--- Written request ---
The records below are to be copied word for word, with every picture left out.

-- The records start --

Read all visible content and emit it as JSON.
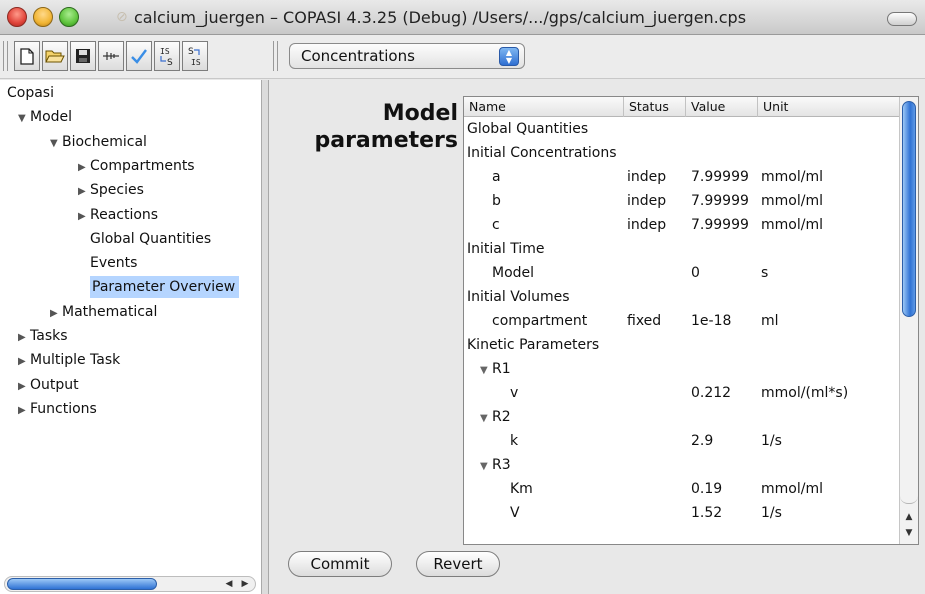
{
  "window": {
    "title": "calcium_juergen – COPASI 4.3.25 (Debug) /Users/.../gps/calcium_juergen.cps"
  },
  "toolbar": {
    "buttons": [
      {
        "name": "new-document-button",
        "icon": "new-document-icon"
      },
      {
        "name": "open-folder-button",
        "icon": "open-folder-icon"
      },
      {
        "name": "save-button",
        "icon": "save-icon"
      },
      {
        "name": "slider-button",
        "icon": "slider-icon"
      },
      {
        "name": "check-model-button",
        "icon": "checkmark-icon"
      },
      {
        "name": "initial-to-state-button",
        "label_top": "IS",
        "label_bottom": "S"
      },
      {
        "name": "state-to-initial-button",
        "label_top": "S",
        "label_bottom": "IS"
      }
    ],
    "combo": {
      "selected": "Concentrations"
    }
  },
  "tree": {
    "items": [
      {
        "label": "Copasi",
        "level": 0,
        "toggle": ""
      },
      {
        "label": "Model",
        "level": 1,
        "toggle": "▼"
      },
      {
        "label": "Biochemical",
        "level": 2,
        "toggle": "▼"
      },
      {
        "label": "Compartments",
        "level": 3,
        "toggle": "▶"
      },
      {
        "label": "Species",
        "level": 3,
        "toggle": "▶"
      },
      {
        "label": "Reactions",
        "level": 3,
        "toggle": "▶"
      },
      {
        "label": "Global Quantities",
        "level": 3,
        "toggle": ""
      },
      {
        "label": "Events",
        "level": 3,
        "toggle": ""
      },
      {
        "label": "Parameter Overview",
        "level": 3,
        "toggle": "",
        "selected": true
      },
      {
        "label": "Mathematical",
        "level": 2,
        "toggle": "▶"
      },
      {
        "label": "Tasks",
        "level": 1,
        "toggle": "▶"
      },
      {
        "label": "Multiple Task",
        "level": 1,
        "toggle": "▶"
      },
      {
        "label": "Output",
        "level": 1,
        "toggle": "▶"
      },
      {
        "label": "Functions",
        "level": 1,
        "toggle": "▶"
      }
    ]
  },
  "content": {
    "title_line1": "Model",
    "title_line2": "parameters",
    "table": {
      "headers": {
        "name": "Name",
        "status": "Status",
        "value": "Value",
        "unit": "Unit"
      },
      "rows": [
        {
          "name": "Global Quantities",
          "indent": 0,
          "toggle": "",
          "status": "",
          "value": "",
          "unit": ""
        },
        {
          "name": "Initial Concentrations",
          "indent": 0,
          "toggle": "",
          "status": "",
          "value": "",
          "unit": ""
        },
        {
          "name": "a",
          "indent": 2,
          "toggle": "",
          "status": "indep",
          "value": "7.99999",
          "unit": "mmol/ml"
        },
        {
          "name": "b",
          "indent": 2,
          "toggle": "",
          "status": "indep",
          "value": "7.99999",
          "unit": "mmol/ml"
        },
        {
          "name": "c",
          "indent": 2,
          "toggle": "",
          "status": "indep",
          "value": "7.99999",
          "unit": "mmol/ml"
        },
        {
          "name": "Initial Time",
          "indent": 0,
          "toggle": "",
          "status": "",
          "value": "",
          "unit": ""
        },
        {
          "name": "Model",
          "indent": 2,
          "toggle": "",
          "status": "",
          "value": "0",
          "unit": "s"
        },
        {
          "name": "Initial Volumes",
          "indent": 0,
          "toggle": "",
          "status": "",
          "value": "",
          "unit": ""
        },
        {
          "name": "compartment",
          "indent": 2,
          "toggle": "",
          "status": "fixed",
          "value": "1e-18",
          "unit": "ml"
        },
        {
          "name": "Kinetic Parameters",
          "indent": 0,
          "toggle": "",
          "status": "",
          "value": "",
          "unit": ""
        },
        {
          "name": "R1",
          "indent": 1,
          "toggle": "▼",
          "status": "",
          "value": "",
          "unit": ""
        },
        {
          "name": "v",
          "indent": 3,
          "toggle": "",
          "status": "",
          "value": "0.212",
          "unit": "mmol/(ml*s)"
        },
        {
          "name": "R2",
          "indent": 1,
          "toggle": "▼",
          "status": "",
          "value": "",
          "unit": ""
        },
        {
          "name": "k",
          "indent": 3,
          "toggle": "",
          "status": "",
          "value": "2.9",
          "unit": "1/s"
        },
        {
          "name": "R3",
          "indent": 1,
          "toggle": "▼",
          "status": "",
          "value": "",
          "unit": ""
        },
        {
          "name": "Km",
          "indent": 3,
          "toggle": "",
          "status": "",
          "value": "0.19",
          "unit": "mmol/ml"
        },
        {
          "name": "V",
          "indent": 3,
          "toggle": "",
          "status": "",
          "value": "1.52",
          "unit": "1/s"
        }
      ]
    },
    "buttons": {
      "commit": "Commit",
      "revert": "Revert"
    }
  }
}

-- The records end --

--- Answer in full ---
Read all visible content and emit it as JSON.
{
  "window": {
    "title": "calcium_juergen – COPASI 4.3.25 (Debug) /Users/.../gps/calcium_juergen.cps"
  },
  "toolbar": {
    "buttons": [
      {
        "name": "new-document-button",
        "icon": "new-document-icon"
      },
      {
        "name": "open-folder-button",
        "icon": "open-folder-icon"
      },
      {
        "name": "save-button",
        "icon": "save-icon"
      },
      {
        "name": "slider-button",
        "icon": "slider-icon"
      },
      {
        "name": "check-model-button",
        "icon": "checkmark-icon"
      },
      {
        "name": "initial-to-state-button",
        "label_top": "IS",
        "label_bottom": "S"
      },
      {
        "name": "state-to-initial-button",
        "label_top": "S",
        "label_bottom": "IS"
      }
    ],
    "combo": {
      "selected": "Concentrations"
    }
  },
  "tree": {
    "items": [
      {
        "label": "Copasi",
        "level": 0,
        "toggle": ""
      },
      {
        "label": "Model",
        "level": 1,
        "toggle": "▼"
      },
      {
        "label": "Biochemical",
        "level": 2,
        "toggle": "▼"
      },
      {
        "label": "Compartments",
        "level": 3,
        "toggle": "▶"
      },
      {
        "label": "Species",
        "level": 3,
        "toggle": "▶"
      },
      {
        "label": "Reactions",
        "level": 3,
        "toggle": "▶"
      },
      {
        "label": "Global Quantities",
        "level": 3,
        "toggle": ""
      },
      {
        "label": "Events",
        "level": 3,
        "toggle": ""
      },
      {
        "label": "Parameter Overview",
        "level": 3,
        "toggle": "",
        "selected": true
      },
      {
        "label": "Mathematical",
        "level": 2,
        "toggle": "▶"
      },
      {
        "label": "Tasks",
        "level": 1,
        "toggle": "▶"
      },
      {
        "label": "Multiple Task",
        "level": 1,
        "toggle": "▶"
      },
      {
        "label": "Output",
        "level": 1,
        "toggle": "▶"
      },
      {
        "label": "Functions",
        "level": 1,
        "toggle": "▶"
      }
    ]
  },
  "content": {
    "title_line1": "Model",
    "title_line2": "parameters",
    "table": {
      "headers": {
        "name": "Name",
        "status": "Status",
        "value": "Value",
        "unit": "Unit"
      },
      "rows": [
        {
          "name": "Global Quantities",
          "indent": 0,
          "toggle": "",
          "status": "",
          "value": "",
          "unit": ""
        },
        {
          "name": "Initial Concentrations",
          "indent": 0,
          "toggle": "",
          "status": "",
          "value": "",
          "unit": ""
        },
        {
          "name": "a",
          "indent": 2,
          "toggle": "",
          "status": "indep",
          "value": "7.99999",
          "unit": "mmol/ml"
        },
        {
          "name": "b",
          "indent": 2,
          "toggle": "",
          "status": "indep",
          "value": "7.99999",
          "unit": "mmol/ml"
        },
        {
          "name": "c",
          "indent": 2,
          "toggle": "",
          "status": "indep",
          "value": "7.99999",
          "unit": "mmol/ml"
        },
        {
          "name": "Initial Time",
          "indent": 0,
          "toggle": "",
          "status": "",
          "value": "",
          "unit": ""
        },
        {
          "name": "Model",
          "indent": 2,
          "toggle": "",
          "status": "",
          "value": "0",
          "unit": "s"
        },
        {
          "name": "Initial Volumes",
          "indent": 0,
          "toggle": "",
          "status": "",
          "value": "",
          "unit": ""
        },
        {
          "name": "compartment",
          "indent": 2,
          "toggle": "",
          "status": "fixed",
          "value": "1e-18",
          "unit": "ml"
        },
        {
          "name": "Kinetic Parameters",
          "indent": 0,
          "toggle": "",
          "status": "",
          "value": "",
          "unit": ""
        },
        {
          "name": "R1",
          "indent": 1,
          "toggle": "▼",
          "status": "",
          "value": "",
          "unit": ""
        },
        {
          "name": "v",
          "indent": 3,
          "toggle": "",
          "status": "",
          "value": "0.212",
          "unit": "mmol/(ml*s)"
        },
        {
          "name": "R2",
          "indent": 1,
          "toggle": "▼",
          "status": "",
          "value": "",
          "unit": ""
        },
        {
          "name": "k",
          "indent": 3,
          "toggle": "",
          "status": "",
          "value": "2.9",
          "unit": "1/s"
        },
        {
          "name": "R3",
          "indent": 1,
          "toggle": "▼",
          "status": "",
          "value": "",
          "unit": ""
        },
        {
          "name": "Km",
          "indent": 3,
          "toggle": "",
          "status": "",
          "value": "0.19",
          "unit": "mmol/ml"
        },
        {
          "name": "V",
          "indent": 3,
          "toggle": "",
          "status": "",
          "value": "1.52",
          "unit": "1/s"
        }
      ]
    },
    "buttons": {
      "commit": "Commit",
      "revert": "Revert"
    }
  }
}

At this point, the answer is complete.